Stated exercise - Transcribe all of the material exactly. Any picture in it should be left out.

Records provided -
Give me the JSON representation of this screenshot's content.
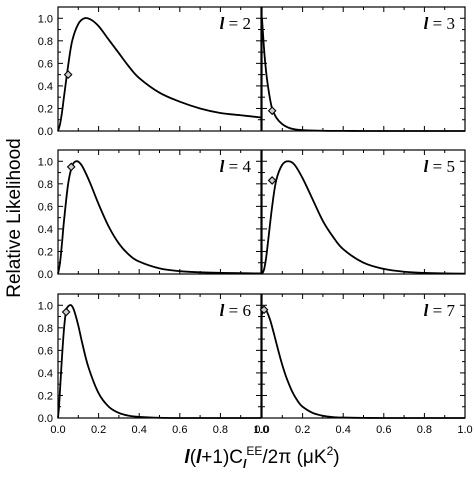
{
  "chart_data": {
    "type": "line",
    "ylabel": "Relative Likelihood",
    "xlabel": {
      "parts": [
        "l",
        "(",
        "l",
        "+1)C",
        "l",
        "EE",
        "/2π (μK",
        "2",
        ")"
      ]
    },
    "xlim": [
      0.0,
      1.0
    ],
    "ylim": [
      0.0,
      1.1
    ],
    "x_ticks": [
      0.0,
      0.2,
      0.4,
      0.6,
      0.8,
      1.0
    ],
    "x_tick_labels": [
      "0.0",
      "0.2",
      "0.4",
      "0.6",
      "0.8",
      "1.0"
    ],
    "y_ticks": [
      0.0,
      0.2,
      0.4,
      0.6,
      0.8,
      1.0
    ],
    "y_tick_labels": [
      "0.0",
      "0.2",
      "0.4",
      "0.6",
      "0.8",
      "1.0"
    ],
    "grid": false,
    "line_color": "#000000",
    "marker": "diamond",
    "panels": [
      {
        "label_var": "l",
        "label_rest": " = 2",
        "x": [
          0.0,
          0.01,
          0.02,
          0.03,
          0.05,
          0.07,
          0.1,
          0.13,
          0.16,
          0.2,
          0.25,
          0.3,
          0.35,
          0.4,
          0.5,
          0.6,
          0.7,
          0.8,
          0.9,
          1.0
        ],
        "y": [
          0.0,
          0.06,
          0.17,
          0.31,
          0.58,
          0.8,
          0.95,
          1.0,
          0.99,
          0.93,
          0.81,
          0.69,
          0.57,
          0.47,
          0.34,
          0.26,
          0.2,
          0.16,
          0.14,
          0.12
        ],
        "marker_point": [
          0.05,
          0.5
        ]
      },
      {
        "label_var": "l",
        "label_rest": " = 3",
        "x": [
          0.0,
          0.01,
          0.02,
          0.03,
          0.04,
          0.05,
          0.07,
          0.1,
          0.13,
          0.16,
          0.2,
          0.3,
          0.4,
          0.5,
          0.6,
          0.8,
          1.0
        ],
        "y": [
          1.0,
          0.73,
          0.53,
          0.39,
          0.28,
          0.2,
          0.12,
          0.06,
          0.03,
          0.015,
          0.008,
          0.002,
          0.001,
          0.0,
          0.0,
          0.0,
          0.0
        ],
        "marker_point": [
          0.05,
          0.18
        ]
      },
      {
        "label_var": "l",
        "label_rest": " = 4",
        "x": [
          0.0,
          0.01,
          0.02,
          0.03,
          0.05,
          0.07,
          0.09,
          0.11,
          0.13,
          0.16,
          0.2,
          0.25,
          0.3,
          0.35,
          0.4,
          0.5,
          0.6,
          0.7,
          0.8,
          0.9,
          1.0
        ],
        "y": [
          0.0,
          0.1,
          0.28,
          0.48,
          0.8,
          0.96,
          1.0,
          0.98,
          0.92,
          0.8,
          0.62,
          0.42,
          0.27,
          0.17,
          0.11,
          0.05,
          0.025,
          0.015,
          0.01,
          0.007,
          0.005
        ],
        "marker_point": [
          0.065,
          0.95
        ]
      },
      {
        "label_var": "l",
        "label_rest": " = 5",
        "x": [
          0.0,
          0.01,
          0.02,
          0.03,
          0.05,
          0.07,
          0.1,
          0.13,
          0.16,
          0.2,
          0.25,
          0.3,
          0.35,
          0.4,
          0.5,
          0.6,
          0.7,
          0.8,
          0.9,
          1.0
        ],
        "y": [
          0.0,
          0.04,
          0.14,
          0.29,
          0.6,
          0.83,
          0.97,
          1.0,
          0.97,
          0.85,
          0.66,
          0.47,
          0.33,
          0.22,
          0.1,
          0.045,
          0.02,
          0.01,
          0.005,
          0.003
        ],
        "marker_point": [
          0.05,
          0.83
        ]
      },
      {
        "label_var": "l",
        "label_rest": " = 6",
        "x": [
          0.0,
          0.005,
          0.01,
          0.02,
          0.03,
          0.04,
          0.05,
          0.065,
          0.08,
          0.1,
          0.12,
          0.15,
          0.2,
          0.25,
          0.3,
          0.35,
          0.4,
          0.5,
          0.6,
          0.8,
          1.0
        ],
        "y": [
          0.0,
          0.1,
          0.25,
          0.55,
          0.8,
          0.95,
          0.99,
          1.0,
          0.95,
          0.82,
          0.66,
          0.45,
          0.22,
          0.1,
          0.045,
          0.02,
          0.01,
          0.002,
          0.0,
          0.0,
          0.0
        ],
        "marker_point": [
          0.04,
          0.94
        ]
      },
      {
        "label_var": "l",
        "label_rest": " = 7",
        "x": [
          0.0,
          0.005,
          0.01,
          0.02,
          0.04,
          0.06,
          0.08,
          0.1,
          0.12,
          0.15,
          0.18,
          0.2,
          0.25,
          0.3,
          0.35,
          0.4,
          0.5,
          0.6,
          0.8,
          1.0
        ],
        "y": [
          0.92,
          0.96,
          0.98,
          0.96,
          0.87,
          0.74,
          0.6,
          0.47,
          0.36,
          0.23,
          0.14,
          0.1,
          0.045,
          0.02,
          0.008,
          0.004,
          0.001,
          0.0,
          0.0,
          0.0
        ],
        "marker_point": [
          0.01,
          0.96
        ]
      }
    ]
  }
}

Written answer -
Give me the JSON representation of this screenshot's content.
{
  "chart_data": {
    "type": "line",
    "ylabel": "Relative Likelihood",
    "xlabel": {
      "parts": [
        "l",
        "(",
        "l",
        "+1)C",
        "l",
        "EE",
        "/2π (μK",
        "2",
        ")"
      ]
    },
    "xlim": [
      0.0,
      1.0
    ],
    "ylim": [
      0.0,
      1.1
    ],
    "x_ticks": [
      0.0,
      0.2,
      0.4,
      0.6,
      0.8,
      1.0
    ],
    "x_tick_labels": [
      "0.0",
      "0.2",
      "0.4",
      "0.6",
      "0.8",
      "1.0"
    ],
    "y_ticks": [
      0.0,
      0.2,
      0.4,
      0.6,
      0.8,
      1.0
    ],
    "y_tick_labels": [
      "0.0",
      "0.2",
      "0.4",
      "0.6",
      "0.8",
      "1.0"
    ],
    "grid": false,
    "line_color": "#000000",
    "marker": "diamond",
    "panels": [
      {
        "label_var": "l",
        "label_rest": " = 2",
        "x": [
          0.0,
          0.01,
          0.02,
          0.03,
          0.05,
          0.07,
          0.1,
          0.13,
          0.16,
          0.2,
          0.25,
          0.3,
          0.35,
          0.4,
          0.5,
          0.6,
          0.7,
          0.8,
          0.9,
          1.0
        ],
        "y": [
          0.0,
          0.06,
          0.17,
          0.31,
          0.58,
          0.8,
          0.95,
          1.0,
          0.99,
          0.93,
          0.81,
          0.69,
          0.57,
          0.47,
          0.34,
          0.26,
          0.2,
          0.16,
          0.14,
          0.12
        ],
        "marker_point": [
          0.05,
          0.5
        ]
      },
      {
        "label_var": "l",
        "label_rest": " = 3",
        "x": [
          0.0,
          0.01,
          0.02,
          0.03,
          0.04,
          0.05,
          0.07,
          0.1,
          0.13,
          0.16,
          0.2,
          0.3,
          0.4,
          0.5,
          0.6,
          0.8,
          1.0
        ],
        "y": [
          1.0,
          0.73,
          0.53,
          0.39,
          0.28,
          0.2,
          0.12,
          0.06,
          0.03,
          0.015,
          0.008,
          0.002,
          0.001,
          0.0,
          0.0,
          0.0,
          0.0
        ],
        "marker_point": [
          0.05,
          0.18
        ]
      },
      {
        "label_var": "l",
        "label_rest": " = 4",
        "x": [
          0.0,
          0.01,
          0.02,
          0.03,
          0.05,
          0.07,
          0.09,
          0.11,
          0.13,
          0.16,
          0.2,
          0.25,
          0.3,
          0.35,
          0.4,
          0.5,
          0.6,
          0.7,
          0.8,
          0.9,
          1.0
        ],
        "y": [
          0.0,
          0.1,
          0.28,
          0.48,
          0.8,
          0.96,
          1.0,
          0.98,
          0.92,
          0.8,
          0.62,
          0.42,
          0.27,
          0.17,
          0.11,
          0.05,
          0.025,
          0.015,
          0.01,
          0.007,
          0.005
        ],
        "marker_point": [
          0.065,
          0.95
        ]
      },
      {
        "label_var": "l",
        "label_rest": " = 5",
        "x": [
          0.0,
          0.01,
          0.02,
          0.03,
          0.05,
          0.07,
          0.1,
          0.13,
          0.16,
          0.2,
          0.25,
          0.3,
          0.35,
          0.4,
          0.5,
          0.6,
          0.7,
          0.8,
          0.9,
          1.0
        ],
        "y": [
          0.0,
          0.04,
          0.14,
          0.29,
          0.6,
          0.83,
          0.97,
          1.0,
          0.97,
          0.85,
          0.66,
          0.47,
          0.33,
          0.22,
          0.1,
          0.045,
          0.02,
          0.01,
          0.005,
          0.003
        ],
        "marker_point": [
          0.05,
          0.83
        ]
      },
      {
        "label_var": "l",
        "label_rest": " = 6",
        "x": [
          0.0,
          0.005,
          0.01,
          0.02,
          0.03,
          0.04,
          0.05,
          0.065,
          0.08,
          0.1,
          0.12,
          0.15,
          0.2,
          0.25,
          0.3,
          0.35,
          0.4,
          0.5,
          0.6,
          0.8,
          1.0
        ],
        "y": [
          0.0,
          0.1,
          0.25,
          0.55,
          0.8,
          0.95,
          0.99,
          1.0,
          0.95,
          0.82,
          0.66,
          0.45,
          0.22,
          0.1,
          0.045,
          0.02,
          0.01,
          0.002,
          0.0,
          0.0,
          0.0
        ],
        "marker_point": [
          0.04,
          0.94
        ]
      },
      {
        "label_var": "l",
        "label_rest": " = 7",
        "x": [
          0.0,
          0.005,
          0.01,
          0.02,
          0.04,
          0.06,
          0.08,
          0.1,
          0.12,
          0.15,
          0.18,
          0.2,
          0.25,
          0.3,
          0.35,
          0.4,
          0.5,
          0.6,
          0.8,
          1.0
        ],
        "y": [
          0.92,
          0.96,
          0.98,
          0.96,
          0.87,
          0.74,
          0.6,
          0.47,
          0.36,
          0.23,
          0.14,
          0.1,
          0.045,
          0.02,
          0.008,
          0.004,
          0.001,
          0.0,
          0.0,
          0.0
        ],
        "marker_point": [
          0.01,
          0.96
        ]
      }
    ]
  }
}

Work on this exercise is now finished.